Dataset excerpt
## begin

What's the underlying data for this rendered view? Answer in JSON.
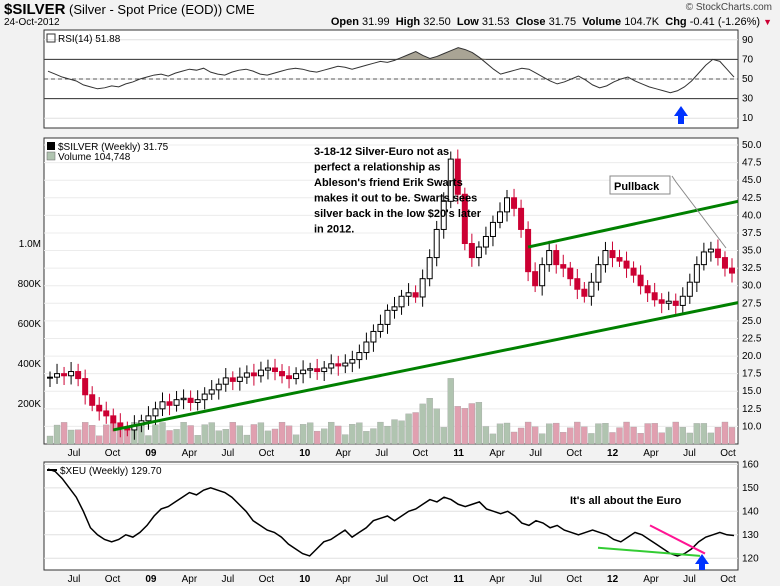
{
  "header": {
    "symbol": "$SILVER",
    "description": "(Silver - Spot Price (EOD))",
    "exchange": "CME",
    "date": "24-Oct-2012",
    "open_label": "Open",
    "open": "31.99",
    "high_label": "High",
    "high": "32.50",
    "low_label": "Low",
    "low": "31.53",
    "close_label": "Close",
    "close": "31.75",
    "volume_label": "Volume",
    "volume": "104.7K",
    "chg_label": "Chg",
    "chg": "-0.41 (-1.26%)",
    "watermark": "© StockCharts.com"
  },
  "colors": {
    "up": "#000000",
    "down": "#cc0033",
    "trend": "#008000",
    "rsi_fill": "#a09a8a",
    "blue_arrow": "#0033ff",
    "xeu_line": "#000000",
    "pink": "#ff1493",
    "lime": "#33cc33",
    "vol_up": "#b0c4b0",
    "vol_down": "#e0a0b0"
  },
  "chart_data": [
    {
      "type": "line",
      "panel": "rsi",
      "legend": "RSI(14) 51.88",
      "ylim": [
        0,
        100
      ],
      "y_ticks": [
        10,
        30,
        50,
        70,
        90
      ],
      "levels": [
        30,
        70
      ],
      "values": [
        58,
        55,
        52,
        50,
        48,
        44,
        42,
        40,
        41,
        43,
        42,
        45,
        47,
        50,
        52,
        54,
        55,
        53,
        56,
        58,
        60,
        59,
        61,
        57,
        55,
        54,
        57,
        59,
        60,
        58,
        55,
        54,
        56,
        58,
        60,
        61,
        60,
        58,
        57,
        59,
        61,
        63,
        62,
        60,
        62,
        64,
        66,
        68,
        67,
        69,
        72,
        75,
        78,
        74,
        71,
        73,
        76,
        79,
        82,
        80,
        77,
        72,
        66,
        60,
        55,
        57,
        59,
        61,
        60,
        56,
        52,
        48,
        45,
        47,
        50,
        53,
        49,
        44,
        41,
        43,
        47,
        50,
        52,
        48,
        45,
        42,
        40,
        38,
        36,
        38,
        42,
        48,
        56,
        64,
        70,
        68,
        60,
        52
      ]
    },
    {
      "type": "candlestick",
      "panel": "price",
      "legend": "$SILVER (Weekly) 31.75",
      "volume_legend": "Volume 104,748",
      "ylim": [
        7.5,
        51
      ],
      "y_ticks": [
        "10.0",
        "12.5",
        "15.0",
        "17.5",
        "20.0",
        "22.5",
        "25.0",
        "27.5",
        "30.0",
        "32.5",
        "35.0",
        "37.5",
        "40.0",
        "42.5",
        "45.0",
        "47.5",
        "50.0"
      ],
      "volume_ticks": [
        "200K",
        "400K",
        "600K",
        "800K",
        "1.0M"
      ],
      "x_ticks": [
        "Jul",
        "Oct",
        "09",
        "Apr",
        "Jul",
        "Oct",
        "10",
        "Apr",
        "Jul",
        "Oct",
        "11",
        "Apr",
        "Jul",
        "Oct",
        "12",
        "Apr",
        "Jul",
        "Oct"
      ],
      "closes": [
        17.0,
        17.5,
        17.2,
        17.8,
        16.8,
        14.5,
        13.0,
        12.2,
        11.5,
        10.5,
        9.8,
        9.5,
        10.2,
        10.8,
        11.5,
        12.5,
        13.5,
        13.0,
        13.8,
        14.0,
        13.4,
        13.8,
        14.6,
        15.2,
        16.0,
        16.9,
        16.4,
        17.0,
        17.6,
        17.2,
        18.0,
        18.3,
        17.8,
        17.2,
        16.8,
        17.5,
        18.0,
        18.2,
        17.8,
        18.3,
        18.9,
        18.6,
        19.0,
        19.5,
        20.5,
        22.0,
        23.5,
        24.5,
        26.5,
        27.0,
        28.5,
        29.0,
        28.4,
        31.0,
        34.0,
        38.0,
        42.0,
        48.0,
        43.0,
        36.0,
        34.0,
        35.5,
        37.0,
        39.0,
        40.5,
        42.5,
        41.0,
        38.0,
        32.0,
        30.0,
        33.0,
        35.0,
        33.0,
        32.5,
        31.0,
        29.5,
        28.5,
        30.5,
        33.0,
        35.0,
        34.0,
        33.5,
        32.5,
        31.5,
        30.0,
        29.0,
        28.0,
        27.5,
        27.8,
        27.2,
        28.5,
        30.5,
        33.0,
        34.8,
        35.2,
        34.0,
        32.5,
        31.8
      ],
      "annotations": [
        "3-18-12 Silver-Euro not as",
        "perfect a relationship as",
        "Ableson's friend Erik Swarts",
        "makes it out to be. Swarts sees",
        "silver back in the low $20's later",
        "in 2012."
      ],
      "callout": "Pullback"
    },
    {
      "type": "line",
      "panel": "xeu",
      "legend": "$XEU (Weekly) 129.70",
      "ylim": [
        115,
        161
      ],
      "y_ticks": [
        120,
        130,
        140,
        150,
        160
      ],
      "values": [
        158,
        157,
        154,
        150,
        146,
        140,
        133,
        130,
        128,
        127,
        128,
        130,
        129,
        131,
        134,
        138,
        141,
        142,
        144,
        146,
        148,
        147,
        149,
        150,
        149,
        148,
        146,
        143,
        140,
        136,
        134,
        132,
        131,
        129,
        126,
        124,
        122,
        121,
        124,
        127,
        128,
        130,
        132,
        129,
        131,
        133,
        136,
        137,
        138,
        136,
        138,
        140,
        141,
        143,
        145,
        144,
        146,
        145,
        143,
        142,
        143,
        144,
        141,
        140,
        139,
        140,
        138,
        135,
        134,
        136,
        135,
        133,
        134,
        132,
        131,
        130,
        131,
        132,
        131,
        130,
        128,
        127,
        129,
        131,
        130,
        128,
        126,
        124,
        122,
        121,
        122,
        124,
        127,
        129,
        130,
        131,
        130,
        129.7
      ],
      "annotation": "It's all about the Euro"
    }
  ]
}
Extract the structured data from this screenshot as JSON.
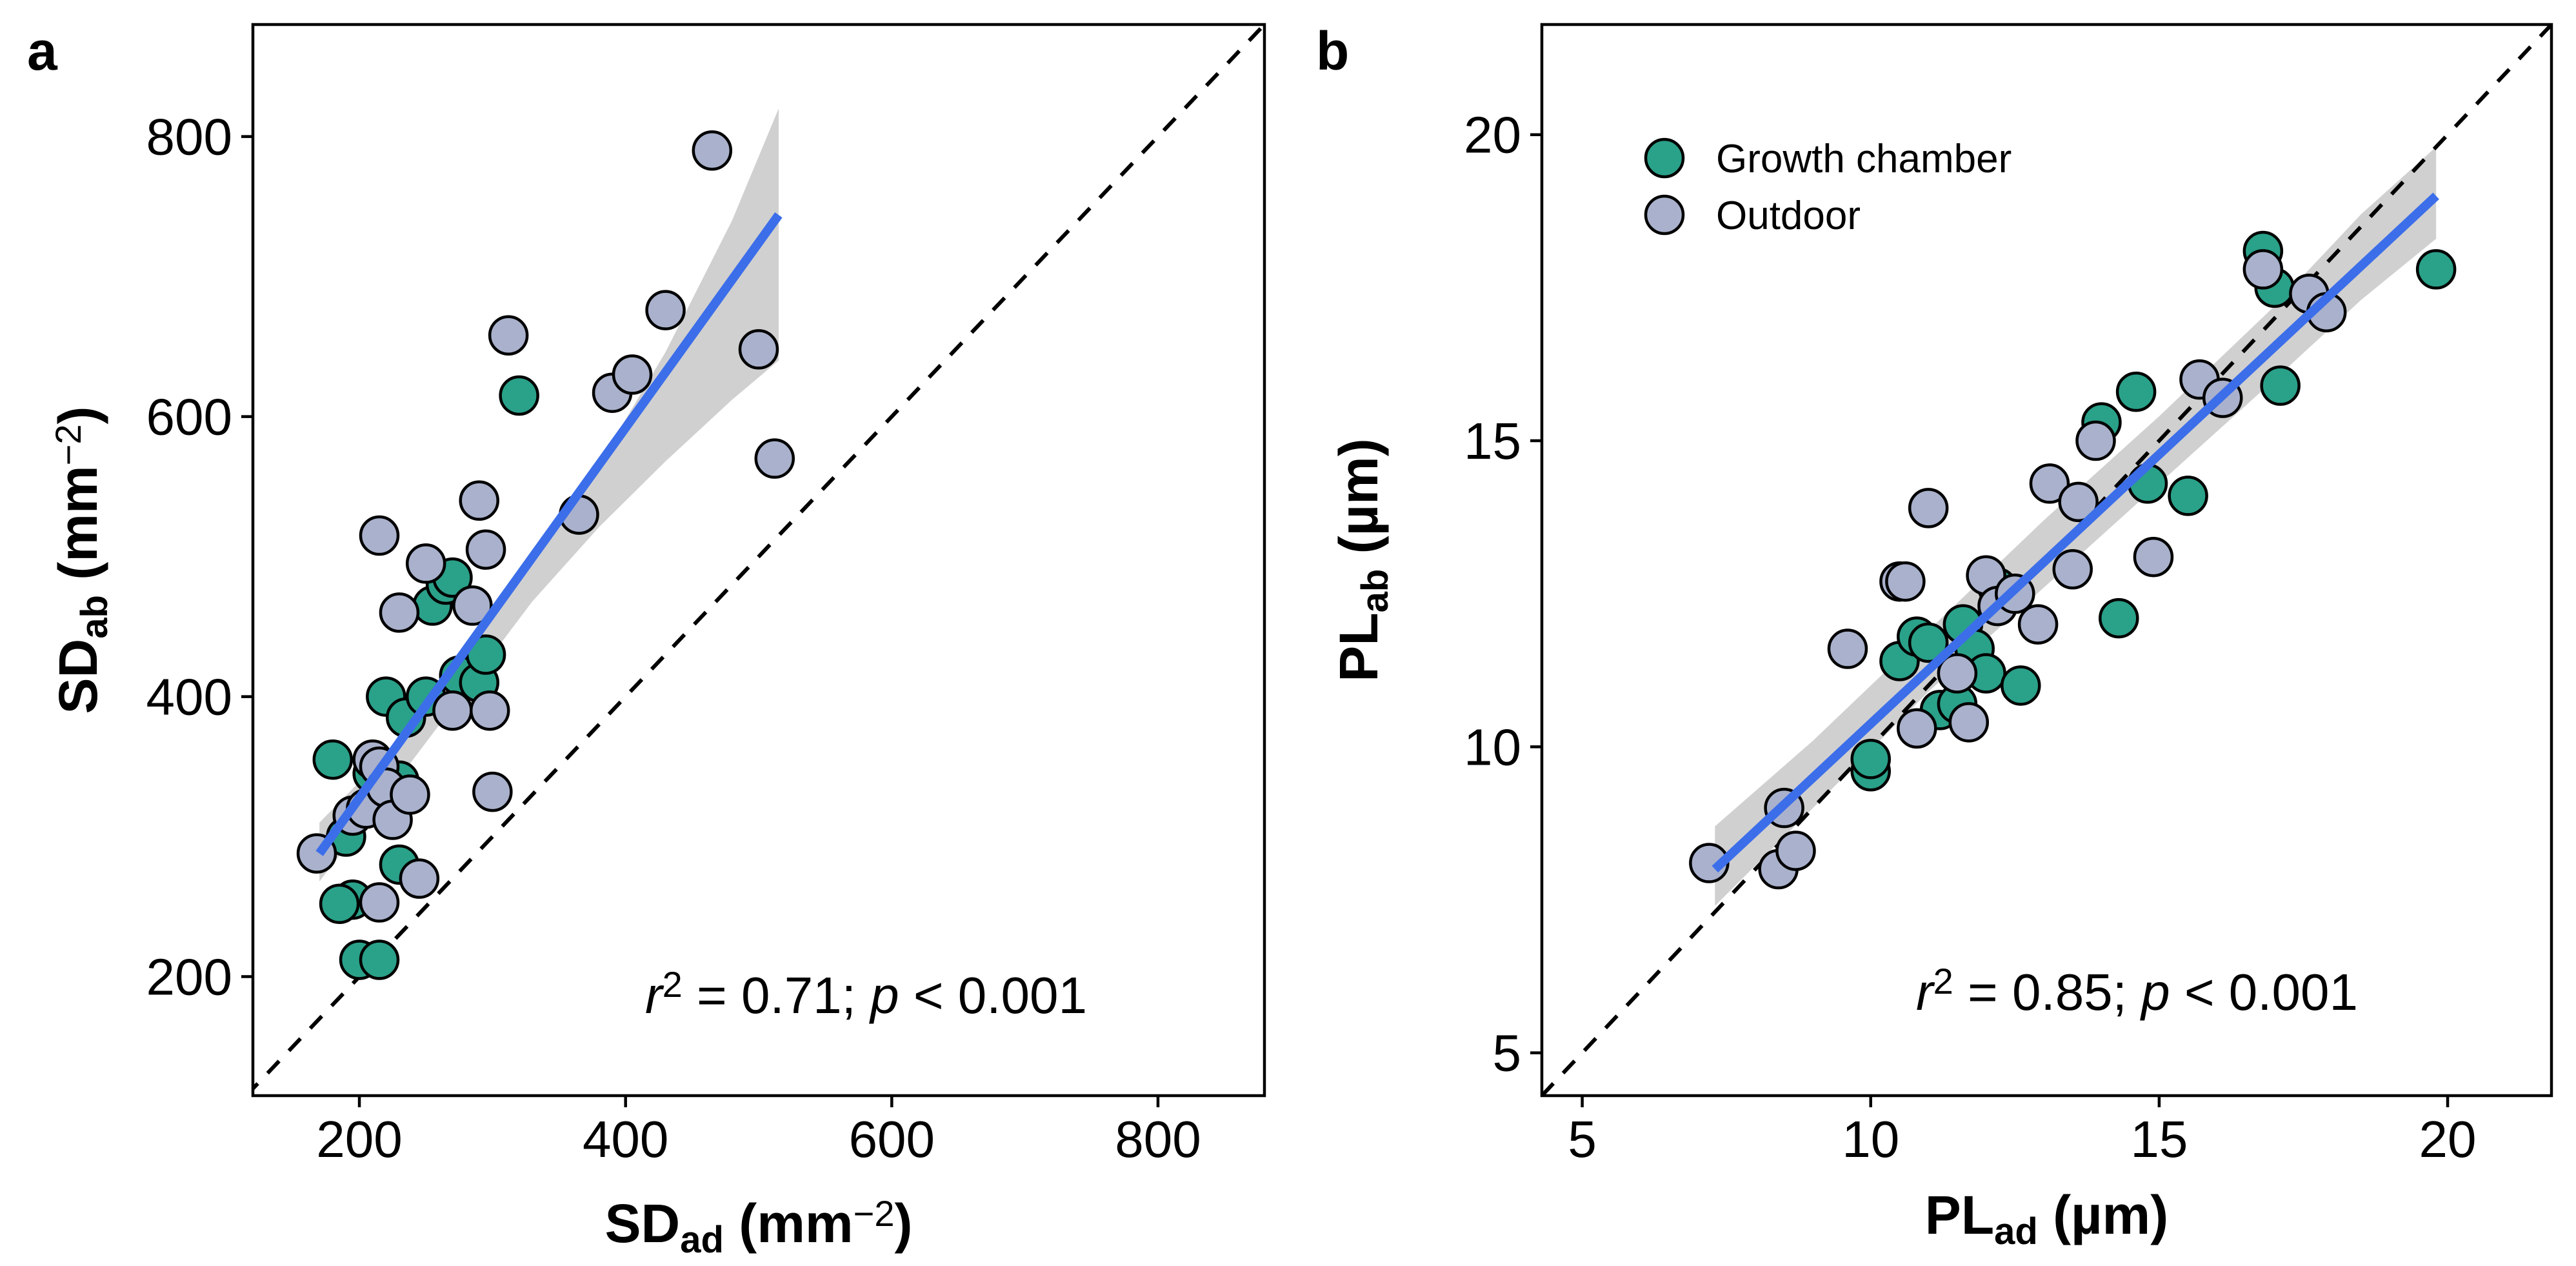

## end

| Problem statement |
Go through the material above and copy each line that has the word "Weekly".

| Final result |
      "legend": "$SILVER (Weekly) 31.75",
      "legend": "$XEU (Weekly) 129.70",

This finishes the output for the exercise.